**Exercise instructions**
Copy out each line below exactly as it appears.

-.-.-

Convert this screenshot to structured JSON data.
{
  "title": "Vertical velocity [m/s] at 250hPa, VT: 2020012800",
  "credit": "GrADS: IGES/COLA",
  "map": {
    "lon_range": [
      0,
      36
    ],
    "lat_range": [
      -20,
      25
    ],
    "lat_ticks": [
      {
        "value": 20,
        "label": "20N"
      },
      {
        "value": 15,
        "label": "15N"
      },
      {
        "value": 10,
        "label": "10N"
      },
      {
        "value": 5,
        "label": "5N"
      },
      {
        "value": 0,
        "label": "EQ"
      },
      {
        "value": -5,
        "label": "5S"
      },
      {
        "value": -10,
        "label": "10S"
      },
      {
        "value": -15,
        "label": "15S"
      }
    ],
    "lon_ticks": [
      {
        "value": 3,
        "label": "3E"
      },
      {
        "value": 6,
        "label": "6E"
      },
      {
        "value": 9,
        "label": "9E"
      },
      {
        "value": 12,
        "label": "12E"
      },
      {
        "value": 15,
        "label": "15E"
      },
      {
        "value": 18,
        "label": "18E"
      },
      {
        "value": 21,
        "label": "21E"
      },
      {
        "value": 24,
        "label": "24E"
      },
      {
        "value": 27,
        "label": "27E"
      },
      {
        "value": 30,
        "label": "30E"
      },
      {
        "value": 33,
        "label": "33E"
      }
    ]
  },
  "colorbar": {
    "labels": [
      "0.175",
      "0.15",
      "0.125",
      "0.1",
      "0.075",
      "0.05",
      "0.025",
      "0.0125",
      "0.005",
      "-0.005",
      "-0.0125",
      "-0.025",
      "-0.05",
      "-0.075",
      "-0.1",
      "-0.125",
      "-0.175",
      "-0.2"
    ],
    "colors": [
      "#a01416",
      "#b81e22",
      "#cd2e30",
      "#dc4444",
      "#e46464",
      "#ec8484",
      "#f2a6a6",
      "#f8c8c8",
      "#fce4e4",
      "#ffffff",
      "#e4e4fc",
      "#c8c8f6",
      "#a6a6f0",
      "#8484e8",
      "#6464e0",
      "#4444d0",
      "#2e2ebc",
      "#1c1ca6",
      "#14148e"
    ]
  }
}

-.-.-

**Answer below**
Convert this screenshot to structured JSON data.
{
  "title": "Vertical velocity [m/s] at 250hPa, VT: 2020012800",
  "credit": "GrADS: IGES/COLA",
  "map": {
    "lon_range": [
      0,
      36
    ],
    "lat_range": [
      -20,
      25
    ],
    "lat_ticks": [
      {
        "value": 20,
        "label": "20N"
      },
      {
        "value": 15,
        "label": "15N"
      },
      {
        "value": 10,
        "label": "10N"
      },
      {
        "value": 5,
        "label": "5N"
      },
      {
        "value": 0,
        "label": "EQ"
      },
      {
        "value": -5,
        "label": "5S"
      },
      {
        "value": -10,
        "label": "10S"
      },
      {
        "value": -15,
        "label": "15S"
      }
    ],
    "lon_ticks": [
      {
        "value": 3,
        "label": "3E"
      },
      {
        "value": 6,
        "label": "6E"
      },
      {
        "value": 9,
        "label": "9E"
      },
      {
        "value": 12,
        "label": "12E"
      },
      {
        "value": 15,
        "label": "15E"
      },
      {
        "value": 18,
        "label": "18E"
      },
      {
        "value": 21,
        "label": "21E"
      },
      {
        "value": 24,
        "label": "24E"
      },
      {
        "value": 27,
        "label": "27E"
      },
      {
        "value": 30,
        "label": "30E"
      },
      {
        "value": 33,
        "label": "33E"
      }
    ]
  },
  "colorbar": {
    "labels": [
      "0.175",
      "0.15",
      "0.125",
      "0.1",
      "0.075",
      "0.05",
      "0.025",
      "0.0125",
      "0.005",
      "-0.005",
      "-0.0125",
      "-0.025",
      "-0.05",
      "-0.075",
      "-0.1",
      "-0.125",
      "-0.175",
      "-0.2"
    ],
    "colors": [
      "#a01416",
      "#b81e22",
      "#cd2e30",
      "#dc4444",
      "#e46464",
      "#ec8484",
      "#f2a6a6",
      "#f8c8c8",
      "#fce4e4",
      "#ffffff",
      "#e4e4fc",
      "#c8c8f6",
      "#a6a6f0",
      "#8484e8",
      "#6464e0",
      "#4444d0",
      "#2e2ebc",
      "#1c1ca6",
      "#14148e"
    ]
  }
}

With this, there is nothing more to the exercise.